### Problem description
Scan the following material for the string "name" and copy each line in which it appears.

### Saved entries
################
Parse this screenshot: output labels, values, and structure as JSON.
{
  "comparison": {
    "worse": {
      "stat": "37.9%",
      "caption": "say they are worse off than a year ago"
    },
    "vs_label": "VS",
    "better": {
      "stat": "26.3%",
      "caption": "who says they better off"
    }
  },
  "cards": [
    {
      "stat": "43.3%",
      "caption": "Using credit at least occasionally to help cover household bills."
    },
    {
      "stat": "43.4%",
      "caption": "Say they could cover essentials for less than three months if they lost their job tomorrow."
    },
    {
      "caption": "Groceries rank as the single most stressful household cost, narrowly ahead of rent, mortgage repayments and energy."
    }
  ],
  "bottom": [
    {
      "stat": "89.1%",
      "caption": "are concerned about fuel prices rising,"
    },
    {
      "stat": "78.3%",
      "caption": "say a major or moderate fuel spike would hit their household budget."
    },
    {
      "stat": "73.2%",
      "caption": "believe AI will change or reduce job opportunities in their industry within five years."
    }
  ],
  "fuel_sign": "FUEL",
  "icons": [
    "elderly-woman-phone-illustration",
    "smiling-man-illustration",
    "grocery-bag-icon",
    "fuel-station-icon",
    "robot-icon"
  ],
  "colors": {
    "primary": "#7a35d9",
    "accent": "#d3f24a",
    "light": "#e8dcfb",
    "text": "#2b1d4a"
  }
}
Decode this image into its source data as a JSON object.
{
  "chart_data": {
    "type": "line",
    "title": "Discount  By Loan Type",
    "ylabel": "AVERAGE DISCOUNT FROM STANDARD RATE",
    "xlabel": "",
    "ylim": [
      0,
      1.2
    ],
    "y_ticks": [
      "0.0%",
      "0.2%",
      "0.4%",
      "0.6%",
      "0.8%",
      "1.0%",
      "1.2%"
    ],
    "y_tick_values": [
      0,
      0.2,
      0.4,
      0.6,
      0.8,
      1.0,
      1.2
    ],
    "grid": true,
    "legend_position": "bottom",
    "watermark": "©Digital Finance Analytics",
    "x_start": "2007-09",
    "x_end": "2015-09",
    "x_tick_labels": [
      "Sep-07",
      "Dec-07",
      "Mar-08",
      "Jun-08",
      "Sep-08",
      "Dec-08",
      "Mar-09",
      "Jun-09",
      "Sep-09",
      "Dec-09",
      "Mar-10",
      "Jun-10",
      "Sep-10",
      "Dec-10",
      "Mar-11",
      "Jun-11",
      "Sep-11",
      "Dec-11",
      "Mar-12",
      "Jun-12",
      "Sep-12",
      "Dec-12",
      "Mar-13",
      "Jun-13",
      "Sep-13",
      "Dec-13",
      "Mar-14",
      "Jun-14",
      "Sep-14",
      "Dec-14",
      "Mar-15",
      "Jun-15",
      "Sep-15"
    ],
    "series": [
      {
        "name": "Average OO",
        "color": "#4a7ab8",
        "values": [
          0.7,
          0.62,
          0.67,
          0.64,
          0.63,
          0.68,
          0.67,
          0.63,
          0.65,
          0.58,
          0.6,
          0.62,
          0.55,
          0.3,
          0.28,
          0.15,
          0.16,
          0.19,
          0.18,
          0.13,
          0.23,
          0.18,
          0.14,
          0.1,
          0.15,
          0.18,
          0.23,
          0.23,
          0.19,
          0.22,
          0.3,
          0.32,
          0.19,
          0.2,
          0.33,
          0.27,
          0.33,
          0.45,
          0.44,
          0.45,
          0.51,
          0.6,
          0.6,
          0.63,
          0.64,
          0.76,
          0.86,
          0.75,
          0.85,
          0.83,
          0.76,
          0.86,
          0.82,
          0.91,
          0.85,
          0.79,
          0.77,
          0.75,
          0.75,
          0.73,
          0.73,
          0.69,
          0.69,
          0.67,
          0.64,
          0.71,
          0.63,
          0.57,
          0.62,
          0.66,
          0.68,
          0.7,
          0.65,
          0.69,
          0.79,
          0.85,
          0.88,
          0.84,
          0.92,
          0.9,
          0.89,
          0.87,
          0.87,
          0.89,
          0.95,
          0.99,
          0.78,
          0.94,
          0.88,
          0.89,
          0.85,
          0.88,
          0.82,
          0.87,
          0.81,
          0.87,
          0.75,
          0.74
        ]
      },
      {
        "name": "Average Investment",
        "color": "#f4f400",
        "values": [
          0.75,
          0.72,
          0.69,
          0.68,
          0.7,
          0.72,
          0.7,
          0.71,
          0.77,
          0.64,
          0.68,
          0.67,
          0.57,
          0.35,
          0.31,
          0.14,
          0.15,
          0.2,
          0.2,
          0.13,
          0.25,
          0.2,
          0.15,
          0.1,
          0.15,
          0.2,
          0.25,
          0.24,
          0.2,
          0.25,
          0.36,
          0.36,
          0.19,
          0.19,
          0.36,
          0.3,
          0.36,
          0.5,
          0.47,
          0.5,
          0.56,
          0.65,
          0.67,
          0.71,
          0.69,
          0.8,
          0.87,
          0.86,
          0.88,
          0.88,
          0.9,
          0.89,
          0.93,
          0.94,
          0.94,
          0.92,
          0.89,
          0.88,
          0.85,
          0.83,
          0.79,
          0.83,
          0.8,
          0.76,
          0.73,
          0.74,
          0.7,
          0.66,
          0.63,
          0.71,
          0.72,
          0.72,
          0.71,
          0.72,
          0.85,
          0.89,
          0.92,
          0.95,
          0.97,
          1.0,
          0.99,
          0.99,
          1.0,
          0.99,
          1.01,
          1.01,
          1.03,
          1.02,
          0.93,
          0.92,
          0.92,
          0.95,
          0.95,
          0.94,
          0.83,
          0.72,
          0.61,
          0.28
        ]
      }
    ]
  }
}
################
### Completed task
        "name": "Average OO",
        "name": "Average Investment",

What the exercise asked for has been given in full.